JOB:
Every entry that follows should be reproduced exactly.

======== DATA SHOWN ========

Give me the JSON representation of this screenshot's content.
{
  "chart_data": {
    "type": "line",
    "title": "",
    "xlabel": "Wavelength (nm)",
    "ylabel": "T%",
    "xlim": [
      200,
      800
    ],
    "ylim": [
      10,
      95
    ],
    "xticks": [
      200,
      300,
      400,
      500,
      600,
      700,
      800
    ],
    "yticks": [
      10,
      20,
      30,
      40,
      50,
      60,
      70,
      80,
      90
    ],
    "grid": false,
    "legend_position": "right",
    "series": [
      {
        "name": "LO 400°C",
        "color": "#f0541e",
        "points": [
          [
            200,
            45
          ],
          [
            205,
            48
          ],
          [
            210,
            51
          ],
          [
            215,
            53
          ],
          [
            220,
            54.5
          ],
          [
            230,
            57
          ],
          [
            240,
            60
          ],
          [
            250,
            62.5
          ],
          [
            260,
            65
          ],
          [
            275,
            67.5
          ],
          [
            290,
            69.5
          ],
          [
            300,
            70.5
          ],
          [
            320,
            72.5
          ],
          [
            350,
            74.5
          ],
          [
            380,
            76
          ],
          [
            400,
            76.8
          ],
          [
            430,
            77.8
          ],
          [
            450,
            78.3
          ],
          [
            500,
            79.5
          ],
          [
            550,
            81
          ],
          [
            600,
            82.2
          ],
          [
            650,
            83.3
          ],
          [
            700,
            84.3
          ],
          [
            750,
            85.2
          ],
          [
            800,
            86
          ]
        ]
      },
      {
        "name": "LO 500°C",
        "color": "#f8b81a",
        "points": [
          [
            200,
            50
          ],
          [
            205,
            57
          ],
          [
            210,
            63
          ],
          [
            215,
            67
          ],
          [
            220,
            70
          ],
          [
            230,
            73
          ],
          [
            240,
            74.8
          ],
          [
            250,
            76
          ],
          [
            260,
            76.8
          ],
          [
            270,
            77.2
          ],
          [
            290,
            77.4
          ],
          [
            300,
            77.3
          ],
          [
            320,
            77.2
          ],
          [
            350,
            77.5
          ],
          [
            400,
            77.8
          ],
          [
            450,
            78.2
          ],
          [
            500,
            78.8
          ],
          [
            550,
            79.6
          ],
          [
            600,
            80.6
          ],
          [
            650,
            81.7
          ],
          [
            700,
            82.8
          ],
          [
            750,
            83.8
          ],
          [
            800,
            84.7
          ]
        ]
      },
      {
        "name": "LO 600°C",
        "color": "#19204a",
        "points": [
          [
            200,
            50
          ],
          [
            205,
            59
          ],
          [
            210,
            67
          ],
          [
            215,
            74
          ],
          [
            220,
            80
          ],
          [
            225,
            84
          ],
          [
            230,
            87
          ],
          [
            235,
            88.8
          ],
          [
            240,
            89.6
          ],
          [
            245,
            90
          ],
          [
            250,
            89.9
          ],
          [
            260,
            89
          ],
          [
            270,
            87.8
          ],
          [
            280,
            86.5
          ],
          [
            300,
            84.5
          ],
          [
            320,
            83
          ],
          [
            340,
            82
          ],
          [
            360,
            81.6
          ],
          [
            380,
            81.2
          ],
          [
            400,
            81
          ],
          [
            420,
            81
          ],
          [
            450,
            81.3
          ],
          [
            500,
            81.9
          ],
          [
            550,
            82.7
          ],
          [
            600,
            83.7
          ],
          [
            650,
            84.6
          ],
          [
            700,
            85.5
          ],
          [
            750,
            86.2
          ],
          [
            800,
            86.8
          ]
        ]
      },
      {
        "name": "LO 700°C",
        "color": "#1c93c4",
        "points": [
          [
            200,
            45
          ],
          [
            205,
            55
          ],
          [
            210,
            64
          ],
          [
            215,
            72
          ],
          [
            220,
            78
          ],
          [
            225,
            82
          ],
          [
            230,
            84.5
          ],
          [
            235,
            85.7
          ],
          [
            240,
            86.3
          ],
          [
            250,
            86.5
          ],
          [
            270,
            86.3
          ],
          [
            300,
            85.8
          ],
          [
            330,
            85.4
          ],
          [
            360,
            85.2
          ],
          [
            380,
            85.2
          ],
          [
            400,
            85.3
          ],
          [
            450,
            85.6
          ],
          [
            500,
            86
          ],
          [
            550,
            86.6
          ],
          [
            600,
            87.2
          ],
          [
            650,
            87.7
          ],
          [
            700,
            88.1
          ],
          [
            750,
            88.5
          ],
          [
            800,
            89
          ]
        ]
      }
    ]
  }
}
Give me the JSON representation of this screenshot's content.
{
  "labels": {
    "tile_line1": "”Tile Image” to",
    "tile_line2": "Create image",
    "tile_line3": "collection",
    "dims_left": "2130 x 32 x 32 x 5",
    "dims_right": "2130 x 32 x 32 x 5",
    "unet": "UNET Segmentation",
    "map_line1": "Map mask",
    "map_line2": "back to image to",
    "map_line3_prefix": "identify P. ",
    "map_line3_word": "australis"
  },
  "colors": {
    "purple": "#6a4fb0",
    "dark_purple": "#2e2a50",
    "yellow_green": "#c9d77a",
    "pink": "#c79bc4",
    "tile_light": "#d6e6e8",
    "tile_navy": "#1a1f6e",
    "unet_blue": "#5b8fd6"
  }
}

========

PROBLEM SOLUTION:
Give me the JSON representation of this screenshot's content.
{
  "chart_data": {
    "type": "line",
    "title": "",
    "xlabel": "Wavelength (nm)",
    "ylabel": "T%",
    "xlim": [
      200,
      800
    ],
    "ylim": [
      10,
      95
    ],
    "xticks": [
      200,
      300,
      400,
      500,
      600,
      700,
      800
    ],
    "yticks": [
      10,
      20,
      30,
      40,
      50,
      60,
      70,
      80,
      90
    ],
    "grid": false,
    "legend_position": "right",
    "series": [
      {
        "name": "LO 400°C",
        "color": "#f0541e",
        "points": [
          [
            200,
            45
          ],
          [
            205,
            48
          ],
          [
            210,
            51
          ],
          [
            215,
            53
          ],
          [
            220,
            54.5
          ],
          [
            230,
            57
          ],
          [
            240,
            60
          ],
          [
            250,
            62.5
          ],
          [
            260,
            65
          ],
          [
            275,
            67.5
          ],
          [
            290,
            69.5
          ],
          [
            300,
            70.5
          ],
          [
            320,
            72.5
          ],
          [
            350,
            74.5
          ],
          [
            380,
            76
          ],
          [
            400,
            76.8
          ],
          [
            430,
            77.8
          ],
          [
            450,
            78.3
          ],
          [
            500,
            79.5
          ],
          [
            550,
            81
          ],
          [
            600,
            82.2
          ],
          [
            650,
            83.3
          ],
          [
            700,
            84.3
          ],
          [
            750,
            85.2
          ],
          [
            800,
            86
          ]
        ]
      },
      {
        "name": "LO 500°C",
        "color": "#f8b81a",
        "points": [
          [
            200,
            50
          ],
          [
            205,
            57
          ],
          [
            210,
            63
          ],
          [
            215,
            67
          ],
          [
            220,
            70
          ],
          [
            230,
            73
          ],
          [
            240,
            74.8
          ],
          [
            250,
            76
          ],
          [
            260,
            76.8
          ],
          [
            270,
            77.2
          ],
          [
            290,
            77.4
          ],
          [
            300,
            77.3
          ],
          [
            320,
            77.2
          ],
          [
            350,
            77.5
          ],
          [
            400,
            77.8
          ],
          [
            450,
            78.2
          ],
          [
            500,
            78.8
          ],
          [
            550,
            79.6
          ],
          [
            600,
            80.6
          ],
          [
            650,
            81.7
          ],
          [
            700,
            82.8
          ],
          [
            750,
            83.8
          ],
          [
            800,
            84.7
          ]
        ]
      },
      {
        "name": "LO 600°C",
        "color": "#19204a",
        "points": [
          [
            200,
            50
          ],
          [
            205,
            59
          ],
          [
            210,
            67
          ],
          [
            215,
            74
          ],
          [
            220,
            80
          ],
          [
            225,
            84
          ],
          [
            230,
            87
          ],
          [
            235,
            88.8
          ],
          [
            240,
            89.6
          ],
          [
            245,
            90
          ],
          [
            250,
            89.9
          ],
          [
            260,
            89
          ],
          [
            270,
            87.8
          ],
          [
            280,
            86.5
          ],
          [
            300,
            84.5
          ],
          [
            320,
            83
          ],
          [
            340,
            82
          ],
          [
            360,
            81.6
          ],
          [
            380,
            81.2
          ],
          [
            400,
            81
          ],
          [
            420,
            81
          ],
          [
            450,
            81.3
          ],
          [
            500,
            81.9
          ],
          [
            550,
            82.7
          ],
          [
            600,
            83.7
          ],
          [
            650,
            84.6
          ],
          [
            700,
            85.5
          ],
          [
            750,
            86.2
          ],
          [
            800,
            86.8
          ]
        ]
      },
      {
        "name": "LO 700°C",
        "color": "#1c93c4",
        "points": [
          [
            200,
            45
          ],
          [
            205,
            55
          ],
          [
            210,
            64
          ],
          [
            215,
            72
          ],
          [
            220,
            78
          ],
          [
            225,
            82
          ],
          [
            230,
            84.5
          ],
          [
            235,
            85.7
          ],
          [
            240,
            86.3
          ],
          [
            250,
            86.5
          ],
          [
            270,
            86.3
          ],
          [
            300,
            85.8
          ],
          [
            330,
            85.4
          ],
          [
            360,
            85.2
          ],
          [
            380,
            85.2
          ],
          [
            400,
            85.3
          ],
          [
            450,
            85.6
          ],
          [
            500,
            86
          ],
          [
            550,
            86.6
          ],
          [
            600,
            87.2
          ],
          [
            650,
            87.7
          ],
          [
            700,
            88.1
          ],
          [
            750,
            88.5
          ],
          [
            800,
            89
          ]
        ]
      }
    ]
  }
}
Give me the JSON representation of this screenshot's content.
{
  "labels": {
    "tile_line1": "”Tile Image” to",
    "tile_line2": "Create image",
    "tile_line3": "collection",
    "dims_left": "2130 x 32 x 32 x 5",
    "dims_right": "2130 x 32 x 32 x 5",
    "unet": "UNET Segmentation",
    "map_line1": "Map mask",
    "map_line2": "back to image to",
    "map_line3_prefix": "identify P. ",
    "map_line3_word": "australis"
  },
  "colors": {
    "purple": "#6a4fb0",
    "dark_purple": "#2e2a50",
    "yellow_green": "#c9d77a",
    "pink": "#c79bc4",
    "tile_light": "#d6e6e8",
    "tile_navy": "#1a1f6e",
    "unet_blue": "#5b8fd6"
  }
}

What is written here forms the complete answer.